Short problem:
Read the entries below and pull out each line with the string "xlabel".

(Items from a figure collection)

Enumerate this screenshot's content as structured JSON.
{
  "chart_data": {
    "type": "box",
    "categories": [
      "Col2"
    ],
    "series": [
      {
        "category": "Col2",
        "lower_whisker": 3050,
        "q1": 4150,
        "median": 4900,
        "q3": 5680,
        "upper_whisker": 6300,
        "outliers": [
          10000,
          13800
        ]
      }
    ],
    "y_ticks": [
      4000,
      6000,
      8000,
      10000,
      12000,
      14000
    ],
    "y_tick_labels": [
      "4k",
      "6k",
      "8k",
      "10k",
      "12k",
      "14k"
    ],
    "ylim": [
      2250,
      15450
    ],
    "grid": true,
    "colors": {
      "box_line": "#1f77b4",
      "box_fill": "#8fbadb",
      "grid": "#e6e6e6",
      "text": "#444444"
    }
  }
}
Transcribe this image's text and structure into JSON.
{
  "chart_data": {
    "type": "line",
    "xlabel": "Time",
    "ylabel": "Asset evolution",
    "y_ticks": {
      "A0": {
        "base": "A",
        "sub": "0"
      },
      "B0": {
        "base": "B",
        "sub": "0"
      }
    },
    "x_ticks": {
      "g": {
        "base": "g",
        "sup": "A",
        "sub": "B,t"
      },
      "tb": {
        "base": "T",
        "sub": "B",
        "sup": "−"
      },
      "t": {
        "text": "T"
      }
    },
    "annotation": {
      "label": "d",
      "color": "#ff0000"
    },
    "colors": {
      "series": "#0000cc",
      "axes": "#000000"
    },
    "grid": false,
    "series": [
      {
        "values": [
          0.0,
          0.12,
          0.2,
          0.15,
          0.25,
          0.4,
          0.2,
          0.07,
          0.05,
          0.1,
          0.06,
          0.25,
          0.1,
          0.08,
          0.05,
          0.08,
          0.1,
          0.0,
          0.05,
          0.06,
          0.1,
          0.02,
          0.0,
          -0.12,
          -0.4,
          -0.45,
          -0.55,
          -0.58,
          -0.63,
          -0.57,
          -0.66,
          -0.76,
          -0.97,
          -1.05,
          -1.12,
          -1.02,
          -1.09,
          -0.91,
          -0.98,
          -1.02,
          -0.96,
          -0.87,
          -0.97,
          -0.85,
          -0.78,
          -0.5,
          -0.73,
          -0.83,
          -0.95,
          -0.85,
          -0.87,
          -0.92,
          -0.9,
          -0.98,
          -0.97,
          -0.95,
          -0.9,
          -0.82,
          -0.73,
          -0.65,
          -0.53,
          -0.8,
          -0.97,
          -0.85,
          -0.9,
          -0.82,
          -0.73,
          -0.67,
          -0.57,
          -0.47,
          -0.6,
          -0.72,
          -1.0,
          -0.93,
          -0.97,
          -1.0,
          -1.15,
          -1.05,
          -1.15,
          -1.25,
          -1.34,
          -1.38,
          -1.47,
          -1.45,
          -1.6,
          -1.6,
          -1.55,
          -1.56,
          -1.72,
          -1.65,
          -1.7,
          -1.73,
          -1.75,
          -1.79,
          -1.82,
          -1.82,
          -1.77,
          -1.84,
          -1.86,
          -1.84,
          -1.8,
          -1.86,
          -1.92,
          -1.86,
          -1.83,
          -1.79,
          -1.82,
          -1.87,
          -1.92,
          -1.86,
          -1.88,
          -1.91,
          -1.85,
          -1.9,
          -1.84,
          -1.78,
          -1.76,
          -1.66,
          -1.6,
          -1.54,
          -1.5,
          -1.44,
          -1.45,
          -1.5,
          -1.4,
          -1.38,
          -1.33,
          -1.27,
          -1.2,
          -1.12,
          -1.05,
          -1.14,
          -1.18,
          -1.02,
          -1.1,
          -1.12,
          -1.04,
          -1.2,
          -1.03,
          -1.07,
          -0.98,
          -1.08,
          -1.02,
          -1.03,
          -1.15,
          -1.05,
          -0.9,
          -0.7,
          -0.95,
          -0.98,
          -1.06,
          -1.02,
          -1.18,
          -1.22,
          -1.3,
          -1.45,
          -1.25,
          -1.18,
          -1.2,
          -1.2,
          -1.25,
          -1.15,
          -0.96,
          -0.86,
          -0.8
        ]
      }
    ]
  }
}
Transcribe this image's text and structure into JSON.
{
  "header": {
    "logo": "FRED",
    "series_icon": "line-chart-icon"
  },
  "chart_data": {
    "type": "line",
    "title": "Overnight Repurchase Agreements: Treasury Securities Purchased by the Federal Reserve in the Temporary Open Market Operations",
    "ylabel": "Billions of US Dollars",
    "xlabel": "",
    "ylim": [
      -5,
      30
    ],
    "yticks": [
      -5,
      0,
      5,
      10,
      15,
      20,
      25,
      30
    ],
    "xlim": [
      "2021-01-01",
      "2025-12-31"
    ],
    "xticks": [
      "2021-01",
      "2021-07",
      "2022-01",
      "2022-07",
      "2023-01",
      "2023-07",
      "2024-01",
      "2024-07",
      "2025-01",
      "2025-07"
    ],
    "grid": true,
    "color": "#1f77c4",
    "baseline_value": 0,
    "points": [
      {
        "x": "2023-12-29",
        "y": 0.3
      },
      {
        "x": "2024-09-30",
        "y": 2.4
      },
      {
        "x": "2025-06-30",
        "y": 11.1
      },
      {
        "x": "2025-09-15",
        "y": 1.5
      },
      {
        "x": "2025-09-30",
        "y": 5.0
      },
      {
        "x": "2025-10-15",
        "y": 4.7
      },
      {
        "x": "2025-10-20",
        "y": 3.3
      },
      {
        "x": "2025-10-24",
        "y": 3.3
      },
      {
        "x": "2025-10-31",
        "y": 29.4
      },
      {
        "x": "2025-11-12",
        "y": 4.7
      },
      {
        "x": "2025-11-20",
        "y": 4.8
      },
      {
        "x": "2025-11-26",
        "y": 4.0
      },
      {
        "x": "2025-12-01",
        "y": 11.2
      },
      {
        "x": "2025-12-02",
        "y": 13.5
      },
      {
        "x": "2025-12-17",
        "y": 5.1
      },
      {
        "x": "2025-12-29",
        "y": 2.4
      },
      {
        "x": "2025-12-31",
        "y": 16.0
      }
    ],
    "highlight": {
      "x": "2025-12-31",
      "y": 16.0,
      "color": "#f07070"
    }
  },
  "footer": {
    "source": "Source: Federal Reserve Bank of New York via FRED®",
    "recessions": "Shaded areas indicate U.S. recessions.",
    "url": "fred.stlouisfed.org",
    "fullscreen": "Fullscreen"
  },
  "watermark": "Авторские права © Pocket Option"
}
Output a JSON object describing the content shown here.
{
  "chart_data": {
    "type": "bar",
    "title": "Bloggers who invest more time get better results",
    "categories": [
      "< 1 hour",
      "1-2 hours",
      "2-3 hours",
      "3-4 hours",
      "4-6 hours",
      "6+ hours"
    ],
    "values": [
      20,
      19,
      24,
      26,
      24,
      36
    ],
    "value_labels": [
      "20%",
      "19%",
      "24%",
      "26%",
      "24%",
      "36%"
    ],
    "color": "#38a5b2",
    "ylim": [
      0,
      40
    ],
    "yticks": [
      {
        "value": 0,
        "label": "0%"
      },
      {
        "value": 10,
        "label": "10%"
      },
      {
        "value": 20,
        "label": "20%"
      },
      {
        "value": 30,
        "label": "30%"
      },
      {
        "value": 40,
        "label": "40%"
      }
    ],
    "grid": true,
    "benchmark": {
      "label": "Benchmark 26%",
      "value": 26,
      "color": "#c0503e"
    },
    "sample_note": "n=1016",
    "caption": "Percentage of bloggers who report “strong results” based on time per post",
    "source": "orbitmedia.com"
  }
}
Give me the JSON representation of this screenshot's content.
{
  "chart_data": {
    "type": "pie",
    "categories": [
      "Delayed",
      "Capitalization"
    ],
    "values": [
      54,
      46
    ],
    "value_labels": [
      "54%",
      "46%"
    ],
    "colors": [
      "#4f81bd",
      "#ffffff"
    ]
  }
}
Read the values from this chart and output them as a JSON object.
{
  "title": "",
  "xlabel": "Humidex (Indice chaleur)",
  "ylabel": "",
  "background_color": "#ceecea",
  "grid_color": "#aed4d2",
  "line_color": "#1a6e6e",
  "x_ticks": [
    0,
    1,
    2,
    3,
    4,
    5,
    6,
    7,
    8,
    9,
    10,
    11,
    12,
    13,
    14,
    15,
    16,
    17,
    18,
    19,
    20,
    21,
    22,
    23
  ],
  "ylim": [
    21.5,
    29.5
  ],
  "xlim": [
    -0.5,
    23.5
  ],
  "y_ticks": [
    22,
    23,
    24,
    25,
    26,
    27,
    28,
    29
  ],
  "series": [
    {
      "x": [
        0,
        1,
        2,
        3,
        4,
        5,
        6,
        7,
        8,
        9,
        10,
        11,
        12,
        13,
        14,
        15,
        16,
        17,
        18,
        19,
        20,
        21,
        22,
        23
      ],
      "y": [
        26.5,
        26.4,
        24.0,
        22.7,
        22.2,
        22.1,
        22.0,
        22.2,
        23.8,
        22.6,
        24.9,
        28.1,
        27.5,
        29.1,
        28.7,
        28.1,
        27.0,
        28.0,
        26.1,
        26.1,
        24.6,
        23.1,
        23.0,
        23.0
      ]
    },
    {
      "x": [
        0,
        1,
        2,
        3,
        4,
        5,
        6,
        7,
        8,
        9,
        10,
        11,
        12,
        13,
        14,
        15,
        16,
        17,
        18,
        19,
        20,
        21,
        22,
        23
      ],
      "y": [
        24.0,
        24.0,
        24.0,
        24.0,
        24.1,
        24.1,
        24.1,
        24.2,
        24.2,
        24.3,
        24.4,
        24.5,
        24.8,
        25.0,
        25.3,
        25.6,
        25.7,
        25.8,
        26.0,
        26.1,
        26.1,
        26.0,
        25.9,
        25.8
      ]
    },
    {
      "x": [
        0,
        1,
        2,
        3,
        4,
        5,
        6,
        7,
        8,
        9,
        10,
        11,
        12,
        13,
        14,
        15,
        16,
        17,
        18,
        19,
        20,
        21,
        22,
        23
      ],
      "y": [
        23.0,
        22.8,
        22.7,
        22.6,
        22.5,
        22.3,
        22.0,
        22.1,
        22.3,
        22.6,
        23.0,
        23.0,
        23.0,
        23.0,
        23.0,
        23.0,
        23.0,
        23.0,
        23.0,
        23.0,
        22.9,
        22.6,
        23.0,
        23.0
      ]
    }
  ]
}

Exercise result:
    "xlabel": "Time",
    "xlabel": "",
  "xlabel": "Humidex (Indice chaleur)",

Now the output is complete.